> Do this
Transcribe all the entries word for word, omitting any pictures they contain.

Data extracted from a collection:
— START —

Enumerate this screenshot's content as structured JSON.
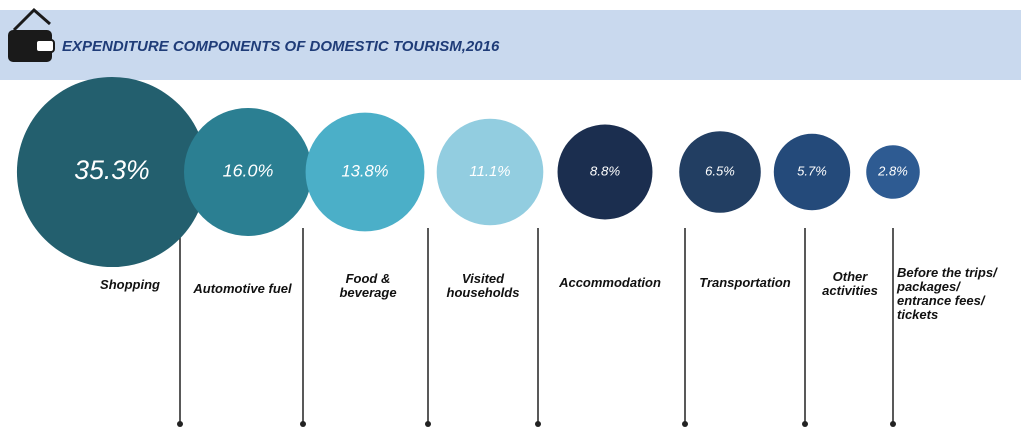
{
  "chart_data": {
    "type": "bubble",
    "title": "EXPENDITURE COMPONENTS OF DOMESTIC TOURISM,2016",
    "categories": [
      "Shopping",
      "Automotive fuel",
      "Food & beverage",
      "Visited households",
      "Accommodation",
      "Transportation",
      "Other activities",
      "Before the trips/ packages/ entrance fees/ tickets"
    ],
    "values": [
      35.3,
      16.0,
      13.8,
      11.1,
      8.8,
      6.5,
      5.7,
      2.8
    ],
    "value_labels": [
      "35.3%",
      "16.0%",
      "13.8%",
      "11.1%",
      "8.8%",
      "6.5%",
      "5.7%",
      "2.8%"
    ],
    "colors": [
      "#235f6e",
      "#2b7f92",
      "#4bafc8",
      "#92cde0",
      "#1b2e4f",
      "#223e62",
      "#244a7a",
      "#2e5b92"
    ]
  }
}
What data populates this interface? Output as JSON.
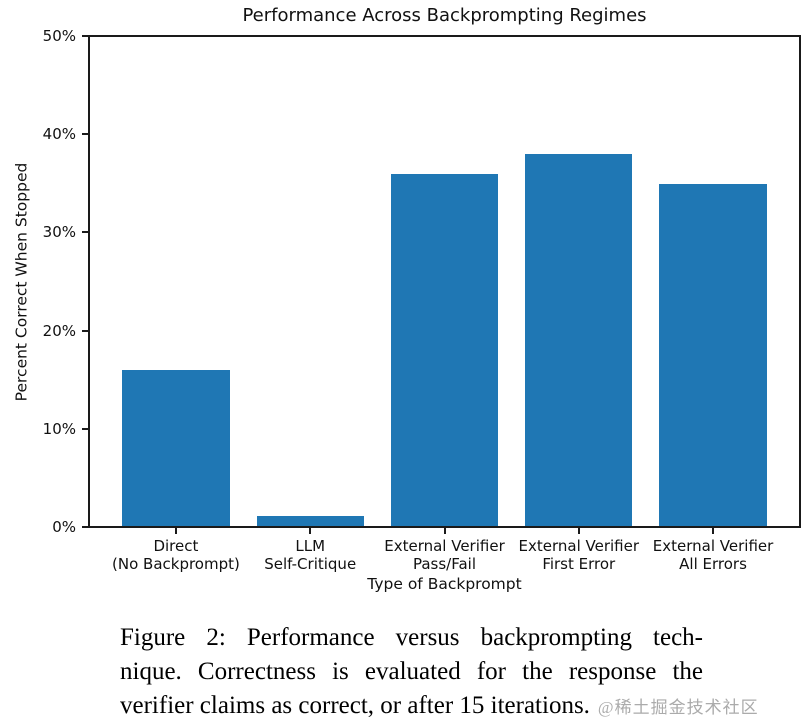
{
  "chart_data": {
    "type": "bar",
    "title": "Performance Across Backprompting Regimes",
    "xlabel": "Type of Backprompt",
    "ylabel": "Percent Correct When Stopped",
    "categories": [
      "Direct\n(No Backprompt)",
      "LLM\nSelf-Critique",
      "External Verifier\nPass/Fail",
      "External Verifier\nFirst Error",
      "External Verifier\nAll Errors"
    ],
    "values": [
      16,
      1,
      36,
      38,
      35
    ],
    "ylim": [
      0,
      50
    ],
    "ytick_step": 10,
    "ytick_labels": [
      "0%",
      "10%",
      "20%",
      "30%",
      "40%",
      "50%"
    ],
    "bar_color": "#1f77b4",
    "bar_width_fraction": 0.8,
    "grid": false,
    "legend_position": "none"
  },
  "caption": {
    "lines": [
      "Figure 2: Performance versus backprompting tech-",
      "nique. Correctness is evaluated for the response the",
      "verifier claims as correct, or after 15 iterations."
    ],
    "watermark": "@稀土掘金技术社区"
  }
}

— END —

> Solution to the exercise
Enumerate this screenshot's content as structured JSON.
{
  "chart_data": {
    "type": "bubble",
    "title": "EXPENDITURE COMPONENTS OF DOMESTIC TOURISM,2016",
    "categories": [
      "Shopping",
      "Automotive fuel",
      "Food & beverage",
      "Visited households",
      "Accommodation",
      "Transportation",
      "Other activities",
      "Before the trips/ packages/ entrance fees/ tickets"
    ],
    "values": [
      35.3,
      16.0,
      13.8,
      11.1,
      8.8,
      6.5,
      5.7,
      2.8
    ],
    "value_labels": [
      "35.3%",
      "16.0%",
      "13.8%",
      "11.1%",
      "8.8%",
      "6.5%",
      "5.7%",
      "2.8%"
    ],
    "colors": [
      "#235f6e",
      "#2b7f92",
      "#4bafc8",
      "#92cde0",
      "#1b2e4f",
      "#223e62",
      "#244a7a",
      "#2e5b92"
    ]
  }
}
What data populates this interface? Output as JSON.
{
  "chart_data": {
    "type": "bar",
    "title": "Performance Across Backprompting Regimes",
    "xlabel": "Type of Backprompt",
    "ylabel": "Percent Correct When Stopped",
    "categories": [
      "Direct\n(No Backprompt)",
      "LLM\nSelf-Critique",
      "External Verifier\nPass/Fail",
      "External Verifier\nFirst Error",
      "External Verifier\nAll Errors"
    ],
    "values": [
      16,
      1,
      36,
      38,
      35
    ],
    "ylim": [
      0,
      50
    ],
    "ytick_step": 10,
    "ytick_labels": [
      "0%",
      "10%",
      "20%",
      "30%",
      "40%",
      "50%"
    ],
    "bar_color": "#1f77b4",
    "bar_width_fraction": 0.8,
    "grid": false,
    "legend_position": "none"
  },
  "caption": {
    "lines": [
      "Figure 2: Performance versus backprompting tech-",
      "nique. Correctness is evaluated for the response the",
      "verifier claims as correct, or after 15 iterations."
    ],
    "watermark": "@稀土掘金技术社区"
  }
}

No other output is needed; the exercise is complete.